- Requirement:
Copy out the listing that follows exactly, dropping every picture.

- Material shown:
########
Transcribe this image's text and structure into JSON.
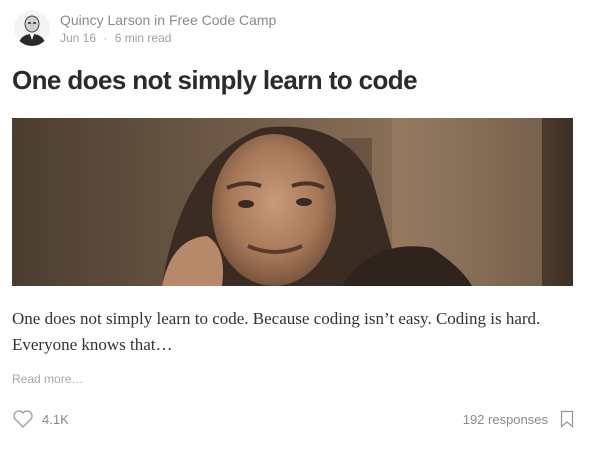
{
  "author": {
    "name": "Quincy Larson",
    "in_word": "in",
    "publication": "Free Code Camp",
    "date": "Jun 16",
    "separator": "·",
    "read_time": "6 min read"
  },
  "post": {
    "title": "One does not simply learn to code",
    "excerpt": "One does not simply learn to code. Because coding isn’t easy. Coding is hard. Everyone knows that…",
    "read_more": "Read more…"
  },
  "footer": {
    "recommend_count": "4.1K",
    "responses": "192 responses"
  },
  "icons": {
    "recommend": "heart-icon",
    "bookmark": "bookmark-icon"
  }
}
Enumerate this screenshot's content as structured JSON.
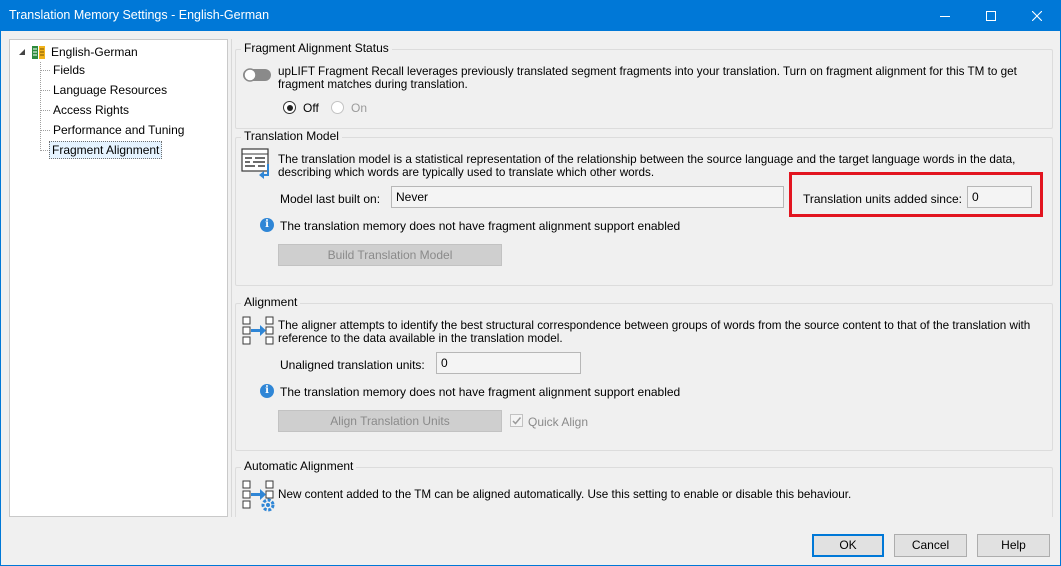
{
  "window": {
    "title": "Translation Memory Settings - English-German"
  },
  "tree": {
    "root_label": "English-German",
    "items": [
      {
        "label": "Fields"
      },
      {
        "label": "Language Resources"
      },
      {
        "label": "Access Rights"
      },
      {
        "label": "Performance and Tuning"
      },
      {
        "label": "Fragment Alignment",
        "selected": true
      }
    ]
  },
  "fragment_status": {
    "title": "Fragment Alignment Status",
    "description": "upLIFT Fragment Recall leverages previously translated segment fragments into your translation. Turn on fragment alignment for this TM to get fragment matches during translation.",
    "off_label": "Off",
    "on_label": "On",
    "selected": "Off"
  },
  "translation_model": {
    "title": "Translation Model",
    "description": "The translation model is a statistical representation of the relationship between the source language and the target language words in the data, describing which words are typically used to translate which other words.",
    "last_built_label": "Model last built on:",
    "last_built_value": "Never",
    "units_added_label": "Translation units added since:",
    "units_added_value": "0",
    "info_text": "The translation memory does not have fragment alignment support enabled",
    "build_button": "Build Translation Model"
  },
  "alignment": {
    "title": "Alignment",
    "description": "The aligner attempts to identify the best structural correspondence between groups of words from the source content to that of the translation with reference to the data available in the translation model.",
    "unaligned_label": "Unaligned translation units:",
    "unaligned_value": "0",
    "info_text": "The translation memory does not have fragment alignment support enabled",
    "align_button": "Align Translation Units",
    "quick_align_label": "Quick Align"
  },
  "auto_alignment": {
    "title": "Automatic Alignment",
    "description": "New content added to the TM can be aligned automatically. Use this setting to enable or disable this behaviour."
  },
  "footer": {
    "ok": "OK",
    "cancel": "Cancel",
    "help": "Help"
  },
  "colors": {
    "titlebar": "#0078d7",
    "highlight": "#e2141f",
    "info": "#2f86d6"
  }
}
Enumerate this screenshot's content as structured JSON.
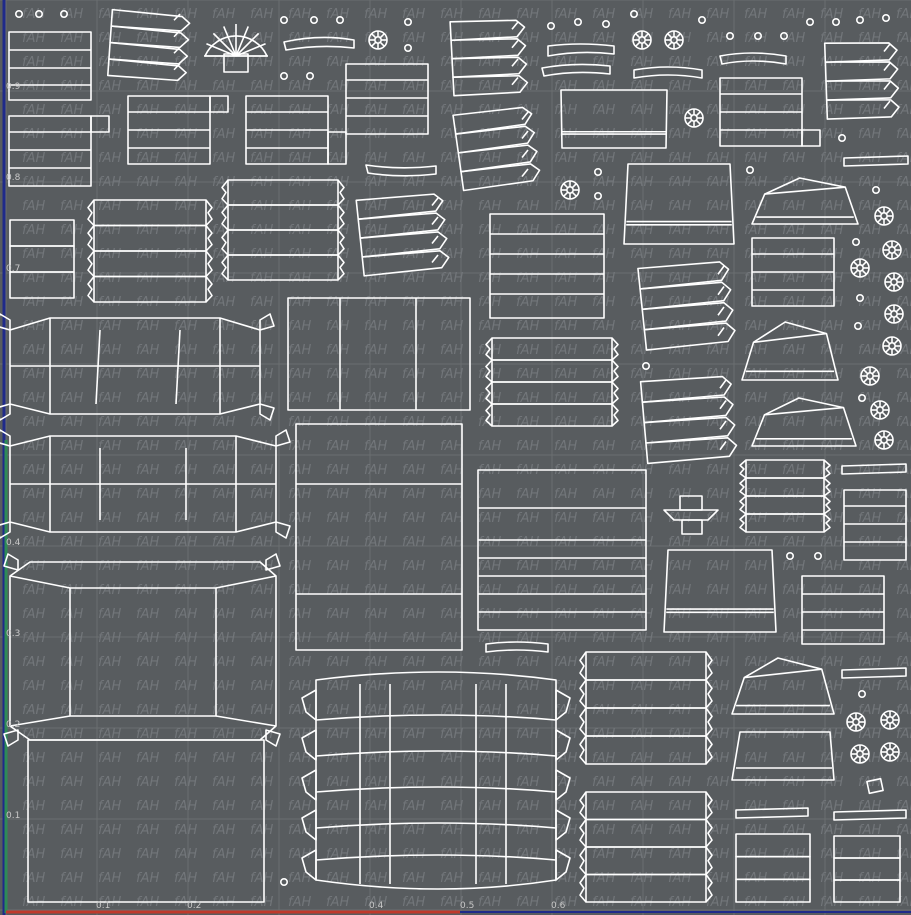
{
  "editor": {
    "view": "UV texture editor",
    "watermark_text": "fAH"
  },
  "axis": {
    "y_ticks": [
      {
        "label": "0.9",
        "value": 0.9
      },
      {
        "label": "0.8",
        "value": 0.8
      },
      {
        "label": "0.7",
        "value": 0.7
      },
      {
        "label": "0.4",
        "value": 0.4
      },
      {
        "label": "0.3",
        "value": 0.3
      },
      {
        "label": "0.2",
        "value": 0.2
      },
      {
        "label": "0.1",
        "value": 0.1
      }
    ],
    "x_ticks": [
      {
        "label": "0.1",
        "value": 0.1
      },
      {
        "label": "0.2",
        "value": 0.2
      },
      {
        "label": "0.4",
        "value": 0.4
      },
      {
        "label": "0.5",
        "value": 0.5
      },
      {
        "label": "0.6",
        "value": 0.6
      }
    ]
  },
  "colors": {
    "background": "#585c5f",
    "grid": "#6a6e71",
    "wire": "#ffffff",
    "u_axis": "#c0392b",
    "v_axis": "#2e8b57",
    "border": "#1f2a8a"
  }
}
########
- Correct response:
Transcribe this image's text and structure into JSON.
{
  "author": {
    "name": "Quincy Larson",
    "in_word": "in",
    "publication": "Free Code Camp",
    "date": "Jun 16",
    "separator": "·",
    "read_time": "6 min read"
  },
  "post": {
    "title": "One does not simply learn to code",
    "excerpt": "One does not simply learn to code. Because coding isn’t easy. Coding is hard. Everyone knows that…",
    "read_more": "Read more…"
  },
  "footer": {
    "recommend_count": "4.1K",
    "responses": "192 responses"
  },
  "icons": {
    "recommend": "heart-icon",
    "bookmark": "bookmark-icon"
  }
}
Enumerate this screenshot's content as structured JSON.
{
  "window": {
    "title": "Translation Memory Settings - English-German"
  },
  "tree": {
    "root_label": "English-German",
    "items": [
      {
        "label": "Fields"
      },
      {
        "label": "Language Resources"
      },
      {
        "label": "Access Rights"
      },
      {
        "label": "Performance and Tuning"
      },
      {
        "label": "Fragment Alignment",
        "selected": true
      }
    ]
  },
  "fragment_status": {
    "title": "Fragment Alignment Status",
    "description": "upLIFT Fragment Recall leverages previously translated segment fragments into your translation. Turn on fragment alignment for this TM to get fragment matches during translation.",
    "off_label": "Off",
    "on_label": "On",
    "selected": "Off"
  },
  "translation_model": {
    "title": "Translation Model",
    "description": "The translation model is a statistical representation of the relationship between the source language and the target language words in the data, describing which words are typically used to translate which other words.",
    "last_built_label": "Model last built on:",
    "last_built_value": "Never",
    "units_added_label": "Translation units added since:",
    "units_added_value": "0",
    "info_text": "The translation memory does not have fragment alignment support enabled",
    "build_button": "Build Translation Model"
  },
  "alignment": {
    "title": "Alignment",
    "description": "The aligner attempts to identify the best structural correspondence between groups of words from the source content to that of the translation with reference to the data available in the translation model.",
    "unaligned_label": "Unaligned translation units:",
    "unaligned_value": "0",
    "info_text": "The translation memory does not have fragment alignment support enabled",
    "align_button": "Align Translation Units",
    "quick_align_label": "Quick Align"
  },
  "auto_alignment": {
    "title": "Automatic Alignment",
    "description": "New content added to the TM can be aligned automatically. Use this setting to enable or disable this behaviour."
  },
  "footer": {
    "ok": "OK",
    "cancel": "Cancel",
    "help": "Help"
  },
  "colors": {
    "titlebar": "#0078d7",
    "highlight": "#e2141f",
    "info": "#2f86d6"
  }
}
Enumerate this screenshot's content as structured JSON.
{
  "editor": {
    "view": "UV texture editor",
    "watermark_text": "fAH"
  },
  "axis": {
    "y_ticks": [
      {
        "label": "0.9",
        "value": 0.9
      },
      {
        "label": "0.8",
        "value": 0.8
      },
      {
        "label": "0.7",
        "value": 0.7
      },
      {
        "label": "0.4",
        "value": 0.4
      },
      {
        "label": "0.3",
        "value": 0.3
      },
      {
        "label": "0.2",
        "value": 0.2
      },
      {
        "label": "0.1",
        "value": 0.1
      }
    ],
    "x_ticks": [
      {
        "label": "0.1",
        "value": 0.1
      },
      {
        "label": "0.2",
        "value": 0.2
      },
      {
        "label": "0.4",
        "value": 0.4
      },
      {
        "label": "0.5",
        "value": 0.5
      },
      {
        "label": "0.6",
        "value": 0.6
      }
    ]
  },
  "colors": {
    "background": "#585c5f",
    "grid": "#6a6e71",
    "wire": "#ffffff",
    "u_axis": "#c0392b",
    "v_axis": "#2e8b57",
    "border": "#1f2a8a"
  }
}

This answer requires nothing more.